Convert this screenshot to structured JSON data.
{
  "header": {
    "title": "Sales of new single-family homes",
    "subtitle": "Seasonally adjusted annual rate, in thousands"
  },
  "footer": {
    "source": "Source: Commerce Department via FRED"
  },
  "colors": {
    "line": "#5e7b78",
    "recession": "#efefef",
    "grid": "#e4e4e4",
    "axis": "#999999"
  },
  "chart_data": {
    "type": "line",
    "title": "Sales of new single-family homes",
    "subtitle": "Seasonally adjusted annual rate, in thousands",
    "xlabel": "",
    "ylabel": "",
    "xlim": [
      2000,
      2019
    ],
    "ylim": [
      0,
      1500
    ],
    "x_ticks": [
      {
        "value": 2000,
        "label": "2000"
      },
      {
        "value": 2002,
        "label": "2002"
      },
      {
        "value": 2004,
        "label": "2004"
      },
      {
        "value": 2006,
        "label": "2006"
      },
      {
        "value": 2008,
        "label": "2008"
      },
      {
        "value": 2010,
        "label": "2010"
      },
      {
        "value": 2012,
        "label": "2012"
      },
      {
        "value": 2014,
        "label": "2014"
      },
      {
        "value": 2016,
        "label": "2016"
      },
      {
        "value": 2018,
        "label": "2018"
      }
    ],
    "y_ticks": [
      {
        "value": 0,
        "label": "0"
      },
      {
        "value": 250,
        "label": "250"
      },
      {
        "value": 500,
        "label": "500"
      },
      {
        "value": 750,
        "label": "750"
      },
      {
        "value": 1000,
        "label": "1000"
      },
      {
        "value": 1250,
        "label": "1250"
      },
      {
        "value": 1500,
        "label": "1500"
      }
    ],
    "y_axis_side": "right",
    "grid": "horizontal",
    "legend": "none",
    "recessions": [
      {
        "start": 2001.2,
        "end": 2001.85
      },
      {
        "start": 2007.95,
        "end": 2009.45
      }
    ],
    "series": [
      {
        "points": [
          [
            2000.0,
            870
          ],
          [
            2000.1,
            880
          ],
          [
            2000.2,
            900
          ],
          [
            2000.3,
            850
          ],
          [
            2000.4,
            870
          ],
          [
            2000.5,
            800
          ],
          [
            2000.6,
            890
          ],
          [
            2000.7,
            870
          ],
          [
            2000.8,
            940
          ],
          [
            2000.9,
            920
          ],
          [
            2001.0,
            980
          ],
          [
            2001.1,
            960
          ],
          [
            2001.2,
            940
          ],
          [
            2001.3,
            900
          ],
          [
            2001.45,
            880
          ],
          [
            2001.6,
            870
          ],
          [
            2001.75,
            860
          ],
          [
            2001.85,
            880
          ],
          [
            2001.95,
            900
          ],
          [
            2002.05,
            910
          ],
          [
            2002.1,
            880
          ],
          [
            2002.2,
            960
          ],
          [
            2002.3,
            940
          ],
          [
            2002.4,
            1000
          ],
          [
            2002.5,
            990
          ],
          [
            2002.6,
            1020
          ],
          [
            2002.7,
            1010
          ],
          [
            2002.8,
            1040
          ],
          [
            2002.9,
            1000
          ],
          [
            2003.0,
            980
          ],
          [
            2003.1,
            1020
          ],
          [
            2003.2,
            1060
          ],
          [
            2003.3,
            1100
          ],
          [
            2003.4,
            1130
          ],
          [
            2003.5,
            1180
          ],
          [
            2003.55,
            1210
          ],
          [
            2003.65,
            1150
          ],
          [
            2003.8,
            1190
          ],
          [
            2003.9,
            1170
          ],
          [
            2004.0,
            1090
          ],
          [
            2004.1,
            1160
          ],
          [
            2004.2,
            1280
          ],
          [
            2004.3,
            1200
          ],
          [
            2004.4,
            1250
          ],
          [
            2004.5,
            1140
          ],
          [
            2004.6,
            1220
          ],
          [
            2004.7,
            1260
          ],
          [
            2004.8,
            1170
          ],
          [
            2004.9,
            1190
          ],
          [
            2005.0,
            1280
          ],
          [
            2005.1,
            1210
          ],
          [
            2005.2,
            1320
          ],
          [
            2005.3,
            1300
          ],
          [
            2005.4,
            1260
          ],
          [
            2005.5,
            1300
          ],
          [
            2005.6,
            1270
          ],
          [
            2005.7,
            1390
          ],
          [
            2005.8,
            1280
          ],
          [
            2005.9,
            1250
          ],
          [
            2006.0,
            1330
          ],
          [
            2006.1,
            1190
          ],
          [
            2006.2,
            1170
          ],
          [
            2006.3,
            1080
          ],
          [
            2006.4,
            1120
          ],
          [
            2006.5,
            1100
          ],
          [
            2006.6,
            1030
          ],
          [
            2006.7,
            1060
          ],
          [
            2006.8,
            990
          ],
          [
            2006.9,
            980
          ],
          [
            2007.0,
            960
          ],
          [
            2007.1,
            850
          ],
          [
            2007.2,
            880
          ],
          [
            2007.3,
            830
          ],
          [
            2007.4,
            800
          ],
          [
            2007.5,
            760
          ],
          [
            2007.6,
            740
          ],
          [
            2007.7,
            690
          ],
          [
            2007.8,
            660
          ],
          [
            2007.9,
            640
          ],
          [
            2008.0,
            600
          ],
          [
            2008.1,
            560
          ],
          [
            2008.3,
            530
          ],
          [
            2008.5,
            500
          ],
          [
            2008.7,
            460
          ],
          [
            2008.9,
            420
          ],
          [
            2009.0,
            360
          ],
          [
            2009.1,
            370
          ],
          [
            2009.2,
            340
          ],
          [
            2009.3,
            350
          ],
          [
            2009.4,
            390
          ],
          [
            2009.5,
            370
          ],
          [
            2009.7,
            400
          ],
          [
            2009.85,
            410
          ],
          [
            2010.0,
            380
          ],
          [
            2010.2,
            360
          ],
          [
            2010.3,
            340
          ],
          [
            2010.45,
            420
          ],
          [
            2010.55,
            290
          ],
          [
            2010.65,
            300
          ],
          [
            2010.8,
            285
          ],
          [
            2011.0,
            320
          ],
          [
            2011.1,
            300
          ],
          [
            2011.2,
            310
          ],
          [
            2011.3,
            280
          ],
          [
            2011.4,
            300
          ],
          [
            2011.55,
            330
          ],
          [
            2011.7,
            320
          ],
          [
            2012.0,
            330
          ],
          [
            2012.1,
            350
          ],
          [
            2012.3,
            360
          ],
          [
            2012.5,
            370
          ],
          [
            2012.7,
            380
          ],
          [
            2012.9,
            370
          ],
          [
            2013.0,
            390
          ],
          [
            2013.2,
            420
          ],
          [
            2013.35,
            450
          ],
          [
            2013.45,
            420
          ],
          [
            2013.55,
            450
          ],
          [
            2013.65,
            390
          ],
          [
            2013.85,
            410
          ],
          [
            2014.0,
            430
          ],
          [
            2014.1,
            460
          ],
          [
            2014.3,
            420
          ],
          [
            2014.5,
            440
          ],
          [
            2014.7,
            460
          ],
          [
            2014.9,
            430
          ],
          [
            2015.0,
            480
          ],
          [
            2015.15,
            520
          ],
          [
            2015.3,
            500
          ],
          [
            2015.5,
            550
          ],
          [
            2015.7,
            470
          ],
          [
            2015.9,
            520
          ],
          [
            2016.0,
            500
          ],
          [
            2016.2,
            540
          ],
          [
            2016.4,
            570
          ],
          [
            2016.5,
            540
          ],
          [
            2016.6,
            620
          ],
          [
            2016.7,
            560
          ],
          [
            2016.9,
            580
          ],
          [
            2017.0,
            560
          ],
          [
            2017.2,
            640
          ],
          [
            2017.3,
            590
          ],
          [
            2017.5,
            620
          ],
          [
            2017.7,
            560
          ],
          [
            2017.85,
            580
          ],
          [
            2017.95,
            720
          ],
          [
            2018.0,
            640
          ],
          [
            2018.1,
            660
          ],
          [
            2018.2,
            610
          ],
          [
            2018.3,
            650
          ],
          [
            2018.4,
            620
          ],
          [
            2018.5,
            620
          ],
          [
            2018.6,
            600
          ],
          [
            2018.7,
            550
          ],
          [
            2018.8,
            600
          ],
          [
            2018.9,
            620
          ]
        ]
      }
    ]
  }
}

+--

▶ _What the exercise asks_
Choose all lines containing the string "subtitle" and copy them out.

▶ _Output below_
    "subtitle": "Seasonally adjusted annual rate, in thousands"
    "subtitle": "Seasonally adjusted annual rate, in thousands",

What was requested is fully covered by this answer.